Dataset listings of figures
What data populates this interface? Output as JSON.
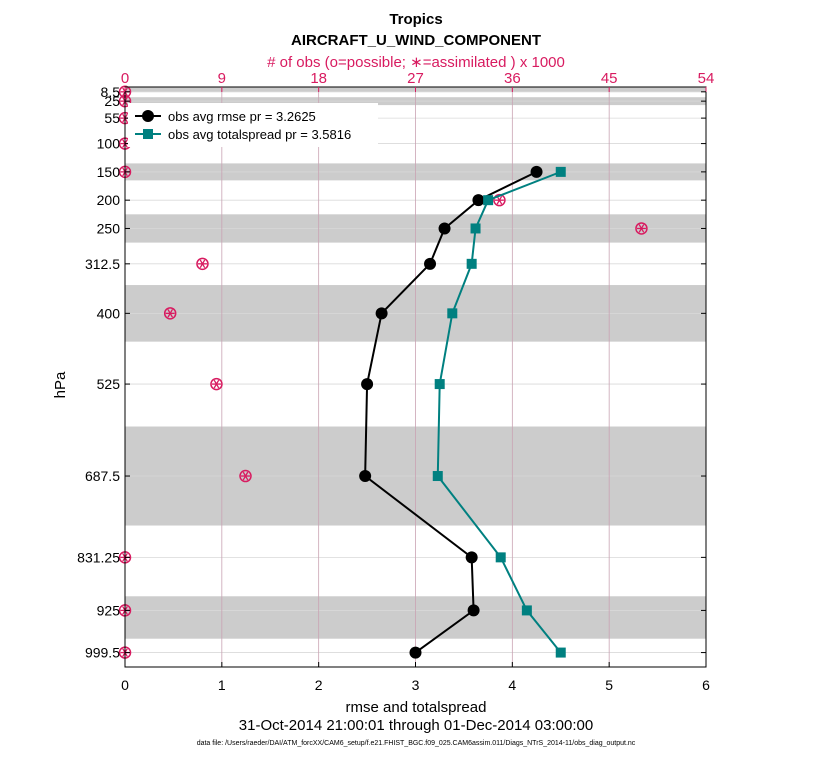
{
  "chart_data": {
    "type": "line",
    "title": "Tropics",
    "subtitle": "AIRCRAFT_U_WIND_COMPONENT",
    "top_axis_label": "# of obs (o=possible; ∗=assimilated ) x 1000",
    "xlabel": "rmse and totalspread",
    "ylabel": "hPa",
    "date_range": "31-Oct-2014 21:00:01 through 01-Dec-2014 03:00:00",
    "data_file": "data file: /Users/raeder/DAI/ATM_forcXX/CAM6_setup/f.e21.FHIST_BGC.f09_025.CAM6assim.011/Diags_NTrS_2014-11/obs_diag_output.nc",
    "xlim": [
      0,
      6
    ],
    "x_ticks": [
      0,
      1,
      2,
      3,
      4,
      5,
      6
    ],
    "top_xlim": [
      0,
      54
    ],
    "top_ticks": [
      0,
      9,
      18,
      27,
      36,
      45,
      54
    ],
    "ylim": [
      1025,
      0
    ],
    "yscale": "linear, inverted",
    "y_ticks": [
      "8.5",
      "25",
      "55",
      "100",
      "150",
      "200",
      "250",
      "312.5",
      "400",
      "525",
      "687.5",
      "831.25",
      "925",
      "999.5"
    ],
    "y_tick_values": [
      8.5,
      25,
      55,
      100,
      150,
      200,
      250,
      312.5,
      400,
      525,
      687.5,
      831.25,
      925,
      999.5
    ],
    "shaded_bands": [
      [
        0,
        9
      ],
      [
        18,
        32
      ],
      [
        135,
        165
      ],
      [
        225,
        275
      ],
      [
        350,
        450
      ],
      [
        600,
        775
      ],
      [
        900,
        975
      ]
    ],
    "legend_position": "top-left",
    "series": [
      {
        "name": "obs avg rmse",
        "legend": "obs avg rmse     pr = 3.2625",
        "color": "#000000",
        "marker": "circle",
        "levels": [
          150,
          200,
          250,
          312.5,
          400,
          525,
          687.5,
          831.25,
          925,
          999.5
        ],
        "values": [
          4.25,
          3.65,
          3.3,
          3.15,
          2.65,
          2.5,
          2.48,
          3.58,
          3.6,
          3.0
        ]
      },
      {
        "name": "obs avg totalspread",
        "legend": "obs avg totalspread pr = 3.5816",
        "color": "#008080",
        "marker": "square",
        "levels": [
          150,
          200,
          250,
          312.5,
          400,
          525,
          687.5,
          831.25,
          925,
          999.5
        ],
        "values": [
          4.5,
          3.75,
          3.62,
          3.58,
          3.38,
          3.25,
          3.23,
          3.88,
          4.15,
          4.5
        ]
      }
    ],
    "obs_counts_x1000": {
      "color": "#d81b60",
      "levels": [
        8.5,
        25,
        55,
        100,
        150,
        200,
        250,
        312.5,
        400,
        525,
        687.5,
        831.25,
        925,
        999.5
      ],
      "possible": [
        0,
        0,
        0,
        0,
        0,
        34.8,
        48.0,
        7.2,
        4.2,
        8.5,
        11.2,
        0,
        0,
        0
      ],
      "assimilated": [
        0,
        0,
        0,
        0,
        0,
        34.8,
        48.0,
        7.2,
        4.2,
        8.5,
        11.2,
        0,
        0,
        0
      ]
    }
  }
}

--

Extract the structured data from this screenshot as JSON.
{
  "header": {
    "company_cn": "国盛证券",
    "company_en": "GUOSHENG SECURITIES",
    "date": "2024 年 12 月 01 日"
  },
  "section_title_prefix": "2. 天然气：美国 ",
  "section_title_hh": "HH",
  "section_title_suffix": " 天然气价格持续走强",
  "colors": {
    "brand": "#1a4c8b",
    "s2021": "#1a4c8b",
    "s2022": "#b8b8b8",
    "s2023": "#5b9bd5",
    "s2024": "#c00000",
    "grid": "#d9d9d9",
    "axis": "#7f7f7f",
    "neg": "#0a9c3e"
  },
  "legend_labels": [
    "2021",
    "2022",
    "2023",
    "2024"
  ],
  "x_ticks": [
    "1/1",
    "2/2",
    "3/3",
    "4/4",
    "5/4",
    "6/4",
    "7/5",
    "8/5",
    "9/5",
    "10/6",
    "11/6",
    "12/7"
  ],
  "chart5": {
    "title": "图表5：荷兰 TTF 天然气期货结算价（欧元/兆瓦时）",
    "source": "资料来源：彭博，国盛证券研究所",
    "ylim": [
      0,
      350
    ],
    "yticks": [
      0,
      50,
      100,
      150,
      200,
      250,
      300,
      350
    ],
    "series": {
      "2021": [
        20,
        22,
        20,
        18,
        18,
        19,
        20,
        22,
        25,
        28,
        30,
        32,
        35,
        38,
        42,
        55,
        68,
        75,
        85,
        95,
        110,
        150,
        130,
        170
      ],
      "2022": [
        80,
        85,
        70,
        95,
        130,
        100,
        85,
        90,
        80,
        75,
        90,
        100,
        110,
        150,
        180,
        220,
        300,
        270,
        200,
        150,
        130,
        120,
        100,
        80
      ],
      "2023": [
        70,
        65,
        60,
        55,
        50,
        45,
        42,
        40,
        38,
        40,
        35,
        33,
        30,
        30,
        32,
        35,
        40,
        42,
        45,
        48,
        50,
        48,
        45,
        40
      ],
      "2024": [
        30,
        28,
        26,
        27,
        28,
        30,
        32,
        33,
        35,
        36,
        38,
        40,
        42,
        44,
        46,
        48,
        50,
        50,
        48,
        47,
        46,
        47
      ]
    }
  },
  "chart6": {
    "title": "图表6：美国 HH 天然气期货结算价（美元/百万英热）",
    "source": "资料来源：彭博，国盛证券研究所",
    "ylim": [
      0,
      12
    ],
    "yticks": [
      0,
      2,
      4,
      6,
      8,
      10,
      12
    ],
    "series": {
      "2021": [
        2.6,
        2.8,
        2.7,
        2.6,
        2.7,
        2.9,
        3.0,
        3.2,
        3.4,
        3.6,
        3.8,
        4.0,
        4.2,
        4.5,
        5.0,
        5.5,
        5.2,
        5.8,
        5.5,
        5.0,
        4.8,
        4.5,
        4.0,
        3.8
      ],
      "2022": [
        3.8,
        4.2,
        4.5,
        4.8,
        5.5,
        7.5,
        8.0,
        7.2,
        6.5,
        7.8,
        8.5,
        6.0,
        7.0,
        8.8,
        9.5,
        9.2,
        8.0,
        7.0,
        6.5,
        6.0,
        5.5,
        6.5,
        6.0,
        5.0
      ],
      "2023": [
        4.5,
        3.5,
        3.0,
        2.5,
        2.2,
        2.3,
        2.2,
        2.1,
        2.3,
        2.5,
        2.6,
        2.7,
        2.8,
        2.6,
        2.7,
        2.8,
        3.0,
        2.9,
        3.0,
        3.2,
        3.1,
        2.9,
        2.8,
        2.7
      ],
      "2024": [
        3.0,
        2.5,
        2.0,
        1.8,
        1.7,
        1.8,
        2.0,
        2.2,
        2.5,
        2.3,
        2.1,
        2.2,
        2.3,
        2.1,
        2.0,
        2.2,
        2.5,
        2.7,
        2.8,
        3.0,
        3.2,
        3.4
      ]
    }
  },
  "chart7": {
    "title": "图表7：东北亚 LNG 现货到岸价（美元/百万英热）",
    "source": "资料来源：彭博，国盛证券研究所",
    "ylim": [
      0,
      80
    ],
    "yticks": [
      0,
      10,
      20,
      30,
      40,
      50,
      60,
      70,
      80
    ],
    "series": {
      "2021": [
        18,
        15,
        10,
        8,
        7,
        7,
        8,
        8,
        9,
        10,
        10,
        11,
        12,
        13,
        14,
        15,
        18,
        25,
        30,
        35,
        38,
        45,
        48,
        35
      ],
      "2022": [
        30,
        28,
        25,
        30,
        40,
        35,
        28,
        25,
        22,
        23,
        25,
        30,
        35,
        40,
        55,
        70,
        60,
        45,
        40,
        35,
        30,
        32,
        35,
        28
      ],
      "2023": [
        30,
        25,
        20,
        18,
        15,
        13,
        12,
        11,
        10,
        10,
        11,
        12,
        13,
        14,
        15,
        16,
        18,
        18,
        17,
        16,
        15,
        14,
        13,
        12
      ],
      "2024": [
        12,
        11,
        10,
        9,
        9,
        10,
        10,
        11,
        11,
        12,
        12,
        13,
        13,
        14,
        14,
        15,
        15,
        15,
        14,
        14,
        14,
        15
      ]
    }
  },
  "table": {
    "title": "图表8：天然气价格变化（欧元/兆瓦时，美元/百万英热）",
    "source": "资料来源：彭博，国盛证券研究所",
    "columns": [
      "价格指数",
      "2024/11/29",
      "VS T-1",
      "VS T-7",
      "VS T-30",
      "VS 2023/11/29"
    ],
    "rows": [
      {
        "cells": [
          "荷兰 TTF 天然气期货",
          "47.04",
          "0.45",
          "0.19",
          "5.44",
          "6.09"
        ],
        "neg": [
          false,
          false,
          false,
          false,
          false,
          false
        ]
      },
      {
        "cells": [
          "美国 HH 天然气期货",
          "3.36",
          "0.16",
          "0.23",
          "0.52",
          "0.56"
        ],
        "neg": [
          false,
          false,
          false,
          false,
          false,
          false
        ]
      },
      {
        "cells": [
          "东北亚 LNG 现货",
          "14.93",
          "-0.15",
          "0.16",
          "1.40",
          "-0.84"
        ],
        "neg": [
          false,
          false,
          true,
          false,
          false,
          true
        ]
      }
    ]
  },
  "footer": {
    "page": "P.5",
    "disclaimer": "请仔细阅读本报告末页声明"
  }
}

• _Task directions_: From the records above, how many lines include the word "possible"? Only the number is wanted.

• _Exercise answer_: 2